TRECHO FORNECIDO >>
....

Sobre o filme de Lars Von Trier
* Por
Marco Albertim
Ninfomaníaca é um drama
épico; não é o que pode ser chamado de um filme belo, com narrativa linear. O
recurso a recuos no tempo enriquece as sequências, confere densidade a um
discurso que se dá sem a ajuda de uma trilha sonora também com notas musicais
severas.
É uma realização
polêmica porque é explícita. A abordagem da vida pregressa de Joe – Charlotte
Gainsbourg –, de sua conturbada sexualidade, não é chula nem vulgar; é invasiva
na medida em que a personagem se expõe a seu derradeiro e definitivo terapeuta –
Seligman – Stellan Skarsgärd. Por ser longo, divide-se em dois volumes, como
num extenso romance; cada volume divide-se em capítulos. A unicidade entre um e
outro dá-se no cômodo onde Seligman ouve o relato de Joe, depois de encontrá-la
deitada num labirinto de ruelas desertas entre prédios de paredes sombrias; com
hematomas e equimoses no corpo. E consolida-se ao longo da narrativa, com
recuos a sequências já conhecidas da infância e da adolescência de Joe. A
unicidade entre os dois volumes tem seu ápice no desfecho. Joe, que contara sua
vida a outros, não evitara a excitação em cada um dos interlocutores. Em
Seligman, entrevê a paciência de ser ouvida, seguida de explicações do
intelectual solitário; explicações para todos os enigmas, inclusive os do sexo.

....

MATERIAL DE ORIGEM >>

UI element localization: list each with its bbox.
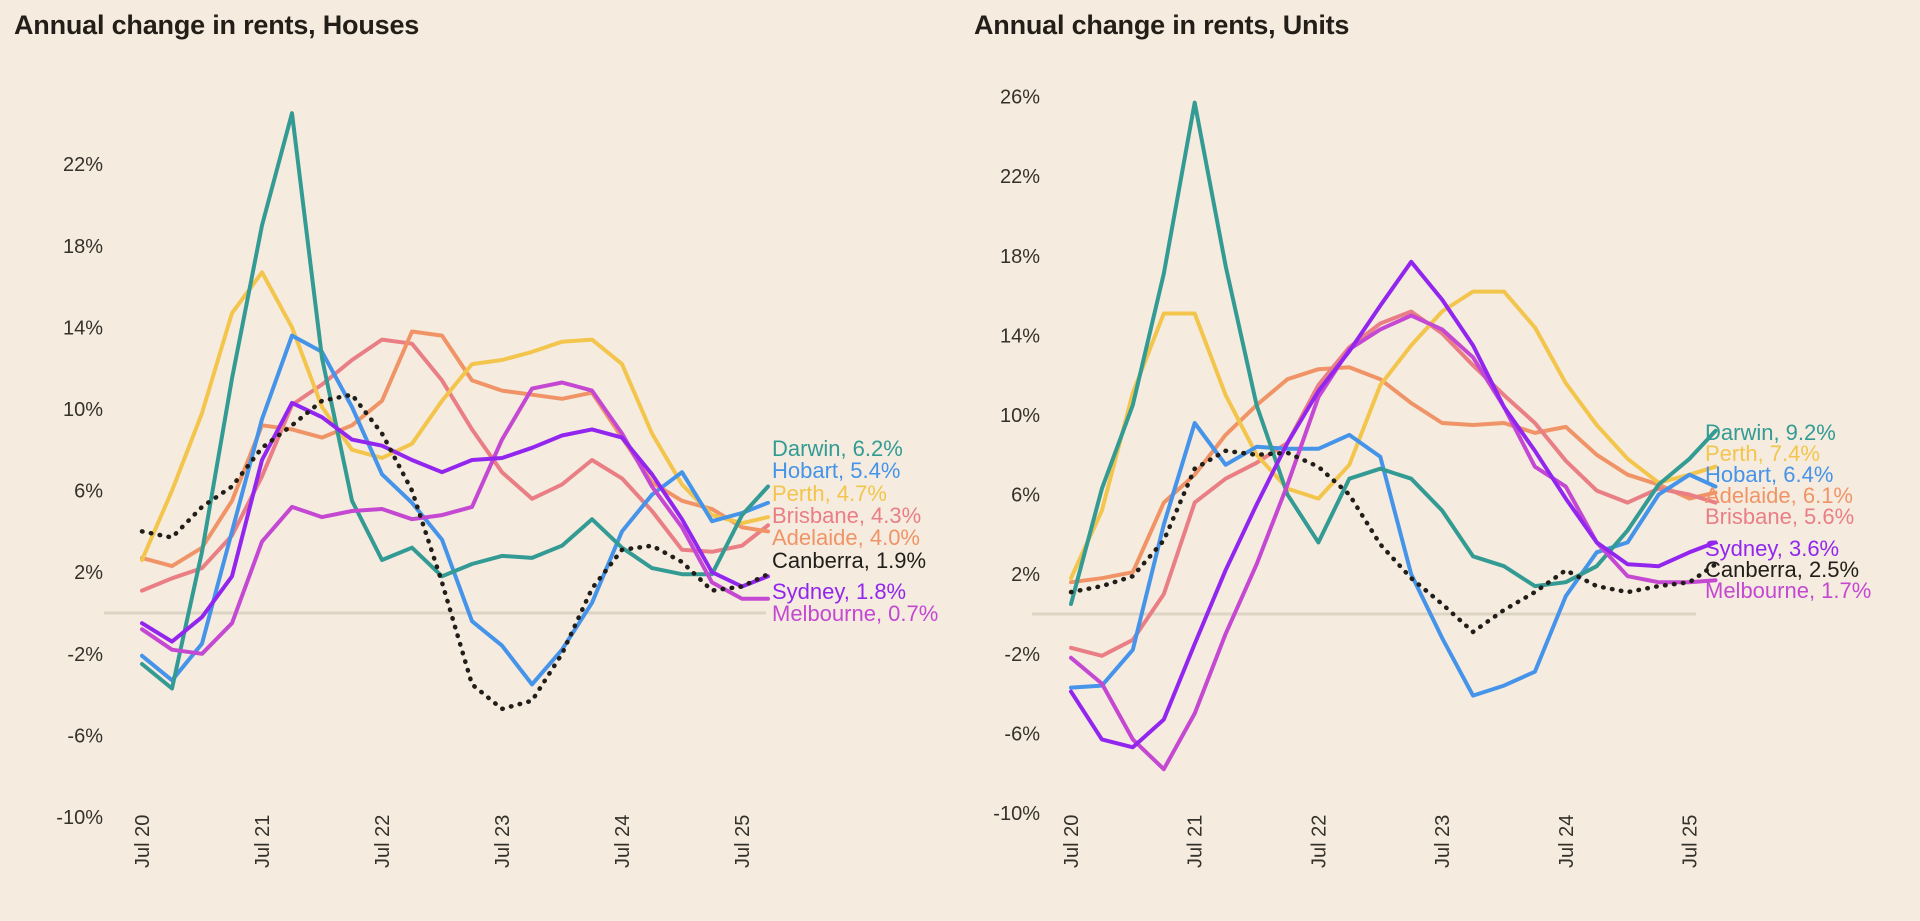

....

EXERCÍCIOS >>
• a. Com base no texto sobre Ninfomaníaca, responda:
(i) Que atriz interpreta Joe?
(ii) Em quantos volumes o filme se divide e por quê?
(iii) Em que lugar Seligman encontra Joe?
• b. Resuma o texto sobre Ninfomaníaca em duas frases.
• c. Prossiga o texto sobre Ninfomaníaca a partir do ponto em que ele termina.
A listagem provém de uma fonte diferente da do texto.

RESPOSTAS FINAIS >>
• a.
(i) Charlotte Gainsbourg.
(ii) Em dois volumes, por ser longo.
(iii) Deitada num labirinto de ruelas desertas entre prédios de paredes sombrias, com hematomas e equimoses no corpo.

• b. Ninfomaníaca é um drama épico e polêmico, sem narrativa linear, em que Joe expõe ao terapeuta Seligman sua vida pregressa e sua conturbada sexualidade. Por ser longo, o filme divide-se em dois volumes com capítulos, unidos pelo cômodo onde Seligman ouve o relato de Joe depois de encontrá-la com hematomas numa ruela deserta.

• c.
Seligman confessa-se inapto para o sexo já na altura dos mais de cinquenta anos
de vida; não hesita em se chamar de assexual. Ao final de um boa-noite
prosaico, retorna ao quarto onde repousa a inusitada hóspede; volta crendo se
redimir da apatia da rotina sem o uso do sexo com a parceria de alguém;
bolina-se antes de tocar em Joe. Não... – ela defende-se. Dá o único testemunho
de recusa ao sexo. Com a mesma Beretta que tomara de P – Mia Goth –, criatura
sua que se volta contra, atira em Seligman. Em nenhum momento o roteiro e a
direção do dinamarquês Lars Von Trier, deixa entrever a tragicidade que envolve
a morte de Seligman. Joe já se deixara violentar, mesmo com as nádegas
chicoteadas por um assustador profissional – K – Jamie Bell. Sua recusa é um
indício robusto de que, dali em diante, tem começo a recuperação do vício
sexual.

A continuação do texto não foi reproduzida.